What you will do: Edit the stretch from the start of the lines through the line containing "svg-text:30: 30 <box>441 813 462 834</box>" so that "screenshot" becomes "image", and give those lines back otherwise unchanged.

[Region annotation lines]
- - - - - - -

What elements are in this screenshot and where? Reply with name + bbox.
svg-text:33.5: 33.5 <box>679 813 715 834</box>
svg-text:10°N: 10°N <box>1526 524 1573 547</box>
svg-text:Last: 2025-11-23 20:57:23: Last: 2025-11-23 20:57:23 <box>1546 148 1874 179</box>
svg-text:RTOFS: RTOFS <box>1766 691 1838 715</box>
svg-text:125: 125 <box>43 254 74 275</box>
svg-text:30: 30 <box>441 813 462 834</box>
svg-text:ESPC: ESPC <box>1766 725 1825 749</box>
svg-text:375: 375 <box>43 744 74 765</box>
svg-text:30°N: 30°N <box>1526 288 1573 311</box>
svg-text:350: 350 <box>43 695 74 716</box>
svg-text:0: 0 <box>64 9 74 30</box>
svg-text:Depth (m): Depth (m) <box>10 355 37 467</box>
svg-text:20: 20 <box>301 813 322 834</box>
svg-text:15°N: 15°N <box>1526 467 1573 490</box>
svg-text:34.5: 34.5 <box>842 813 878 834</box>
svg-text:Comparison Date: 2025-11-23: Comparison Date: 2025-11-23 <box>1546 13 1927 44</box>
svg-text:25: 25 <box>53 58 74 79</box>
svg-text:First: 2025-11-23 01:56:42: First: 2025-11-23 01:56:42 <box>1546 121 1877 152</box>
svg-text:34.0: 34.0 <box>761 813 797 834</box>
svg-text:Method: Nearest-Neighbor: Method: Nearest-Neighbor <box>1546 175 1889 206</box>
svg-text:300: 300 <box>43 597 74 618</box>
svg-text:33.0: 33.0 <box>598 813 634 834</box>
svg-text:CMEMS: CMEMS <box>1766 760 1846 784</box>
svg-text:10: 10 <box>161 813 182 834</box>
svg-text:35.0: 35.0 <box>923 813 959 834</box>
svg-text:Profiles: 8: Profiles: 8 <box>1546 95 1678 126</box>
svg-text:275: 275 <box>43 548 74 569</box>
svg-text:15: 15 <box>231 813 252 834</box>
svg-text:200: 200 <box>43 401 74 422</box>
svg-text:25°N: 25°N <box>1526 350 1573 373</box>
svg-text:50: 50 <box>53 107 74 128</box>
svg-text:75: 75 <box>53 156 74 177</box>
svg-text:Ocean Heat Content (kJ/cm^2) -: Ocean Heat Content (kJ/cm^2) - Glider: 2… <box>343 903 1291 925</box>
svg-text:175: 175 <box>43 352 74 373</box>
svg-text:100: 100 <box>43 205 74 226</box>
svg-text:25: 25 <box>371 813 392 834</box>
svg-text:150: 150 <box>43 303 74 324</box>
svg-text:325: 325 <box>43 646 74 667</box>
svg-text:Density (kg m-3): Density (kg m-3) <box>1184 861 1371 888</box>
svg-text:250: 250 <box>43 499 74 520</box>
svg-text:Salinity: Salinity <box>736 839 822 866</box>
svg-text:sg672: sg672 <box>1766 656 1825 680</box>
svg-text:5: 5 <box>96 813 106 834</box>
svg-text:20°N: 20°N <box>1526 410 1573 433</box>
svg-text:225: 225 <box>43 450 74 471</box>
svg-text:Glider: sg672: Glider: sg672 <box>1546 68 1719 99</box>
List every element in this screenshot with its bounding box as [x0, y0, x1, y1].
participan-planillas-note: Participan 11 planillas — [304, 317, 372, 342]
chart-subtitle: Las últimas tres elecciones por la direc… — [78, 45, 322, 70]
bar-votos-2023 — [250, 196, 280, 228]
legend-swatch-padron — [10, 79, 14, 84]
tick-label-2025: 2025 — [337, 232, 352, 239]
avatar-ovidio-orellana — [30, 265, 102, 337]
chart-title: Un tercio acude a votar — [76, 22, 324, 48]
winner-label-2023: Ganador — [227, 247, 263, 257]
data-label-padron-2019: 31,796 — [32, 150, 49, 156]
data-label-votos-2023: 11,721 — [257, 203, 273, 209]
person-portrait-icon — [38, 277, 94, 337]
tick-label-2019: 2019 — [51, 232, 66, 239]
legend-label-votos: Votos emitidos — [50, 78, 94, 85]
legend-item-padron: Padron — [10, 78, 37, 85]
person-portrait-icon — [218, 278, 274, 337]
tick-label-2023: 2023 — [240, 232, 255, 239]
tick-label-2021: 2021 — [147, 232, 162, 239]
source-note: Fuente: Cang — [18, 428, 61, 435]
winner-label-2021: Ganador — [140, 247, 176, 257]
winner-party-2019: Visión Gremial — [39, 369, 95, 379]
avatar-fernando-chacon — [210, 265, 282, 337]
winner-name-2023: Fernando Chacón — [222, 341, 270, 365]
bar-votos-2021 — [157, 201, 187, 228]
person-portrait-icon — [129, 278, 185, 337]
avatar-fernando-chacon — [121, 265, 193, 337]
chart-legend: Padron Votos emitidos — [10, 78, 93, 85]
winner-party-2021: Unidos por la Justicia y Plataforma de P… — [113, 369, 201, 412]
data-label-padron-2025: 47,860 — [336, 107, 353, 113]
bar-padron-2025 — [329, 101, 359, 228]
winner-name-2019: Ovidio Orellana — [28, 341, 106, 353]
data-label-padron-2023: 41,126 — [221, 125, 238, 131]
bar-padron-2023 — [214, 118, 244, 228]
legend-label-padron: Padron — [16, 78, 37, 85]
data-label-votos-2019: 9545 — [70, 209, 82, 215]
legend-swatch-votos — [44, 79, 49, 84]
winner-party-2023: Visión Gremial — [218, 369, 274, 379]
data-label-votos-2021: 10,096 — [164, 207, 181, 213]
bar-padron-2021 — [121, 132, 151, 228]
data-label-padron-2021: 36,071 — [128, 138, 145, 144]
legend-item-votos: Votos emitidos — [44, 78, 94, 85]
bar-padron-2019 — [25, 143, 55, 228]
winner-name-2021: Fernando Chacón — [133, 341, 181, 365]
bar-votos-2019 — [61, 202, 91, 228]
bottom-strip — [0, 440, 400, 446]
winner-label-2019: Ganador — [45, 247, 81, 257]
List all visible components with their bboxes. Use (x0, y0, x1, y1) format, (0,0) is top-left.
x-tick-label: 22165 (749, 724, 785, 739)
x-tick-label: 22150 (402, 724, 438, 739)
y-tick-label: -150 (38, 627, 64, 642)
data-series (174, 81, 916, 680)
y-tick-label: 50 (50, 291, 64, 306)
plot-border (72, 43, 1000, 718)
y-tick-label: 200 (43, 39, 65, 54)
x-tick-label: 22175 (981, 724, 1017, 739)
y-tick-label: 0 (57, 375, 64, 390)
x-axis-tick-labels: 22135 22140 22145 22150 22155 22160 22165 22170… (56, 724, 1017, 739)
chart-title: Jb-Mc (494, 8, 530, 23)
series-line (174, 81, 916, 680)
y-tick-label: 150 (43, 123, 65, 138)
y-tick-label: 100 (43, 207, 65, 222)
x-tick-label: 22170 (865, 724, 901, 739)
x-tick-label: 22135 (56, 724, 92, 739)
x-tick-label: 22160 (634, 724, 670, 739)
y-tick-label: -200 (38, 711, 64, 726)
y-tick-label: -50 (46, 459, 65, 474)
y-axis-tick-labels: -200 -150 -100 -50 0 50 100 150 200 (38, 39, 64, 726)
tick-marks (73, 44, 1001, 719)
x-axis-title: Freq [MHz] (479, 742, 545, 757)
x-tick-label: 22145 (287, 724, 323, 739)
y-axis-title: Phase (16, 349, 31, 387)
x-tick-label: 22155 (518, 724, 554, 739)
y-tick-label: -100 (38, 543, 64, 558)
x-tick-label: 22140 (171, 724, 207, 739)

- - - - - - -

Exercise response:
What elements are in this image and where? Reply with name + bbox.
svg-text:33.5: 33.5 <box>679 813 715 834</box>
svg-text:10°N: 10°N <box>1526 524 1573 547</box>
svg-text:Last: 2025-11-23 20:57:23: Last: 2025-11-23 20:57:23 <box>1546 148 1874 179</box>
svg-text:RTOFS: RTOFS <box>1766 691 1838 715</box>
svg-text:125: 125 <box>43 254 74 275</box>
svg-text:30: 30 <box>441 813 462 834</box>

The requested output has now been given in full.